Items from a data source

☆ ☆ ☆ ☆

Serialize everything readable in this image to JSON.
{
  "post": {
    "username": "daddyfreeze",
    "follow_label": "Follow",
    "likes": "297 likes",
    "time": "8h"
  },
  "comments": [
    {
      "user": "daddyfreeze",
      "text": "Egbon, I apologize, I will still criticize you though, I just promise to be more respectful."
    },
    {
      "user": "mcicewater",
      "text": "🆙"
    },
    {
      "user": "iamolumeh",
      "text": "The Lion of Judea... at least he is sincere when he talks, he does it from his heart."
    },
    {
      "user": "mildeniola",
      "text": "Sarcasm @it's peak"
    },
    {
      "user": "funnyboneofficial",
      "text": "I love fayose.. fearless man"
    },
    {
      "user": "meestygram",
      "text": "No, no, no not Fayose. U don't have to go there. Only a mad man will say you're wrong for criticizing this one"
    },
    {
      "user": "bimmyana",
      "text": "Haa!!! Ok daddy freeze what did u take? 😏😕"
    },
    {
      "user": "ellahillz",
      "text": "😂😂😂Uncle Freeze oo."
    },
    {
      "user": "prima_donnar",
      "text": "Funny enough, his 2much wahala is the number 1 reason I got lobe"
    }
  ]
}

☆ ☆ ☆ ☆

Exercise task
Retype all of the material above with every character intact.

Solved exercise
Serialize everything readable in this image to JSON.
{
  "post": {
    "username": "daddyfreeze",
    "follow_label": "Follow",
    "likes": "297 likes",
    "time": "8h"
  },
  "comments": [
    {
      "user": "daddyfreeze",
      "text": "Egbon, I apologize, I will still criticize you though, I just promise to be more respectful."
    },
    {
      "user": "mcicewater",
      "text": "🆙"
    },
    {
      "user": "iamolumeh",
      "text": "The Lion of Judea... at least he is sincere when he talks, he does it from his heart."
    },
    {
      "user": "mildeniola",
      "text": "Sarcasm @it's peak"
    },
    {
      "user": "funnyboneofficial",
      "text": "I love fayose.. fearless man"
    },
    {
      "user": "meestygram",
      "text": "No, no, no not Fayose. U don't have to go there. Only a mad man will say you're wrong for criticizing this one"
    },
    {
      "user": "bimmyana",
      "text": "Haa!!! Ok daddy freeze what did u take? 😏😕"
    },
    {
      "user": "ellahillz",
      "text": "😂😂😂Uncle Freeze oo."
    },
    {
      "user": "prima_donnar",
      "text": "Funny enough, his 2much wahala is the number 1 reason I got lobe"
    }
  ]
}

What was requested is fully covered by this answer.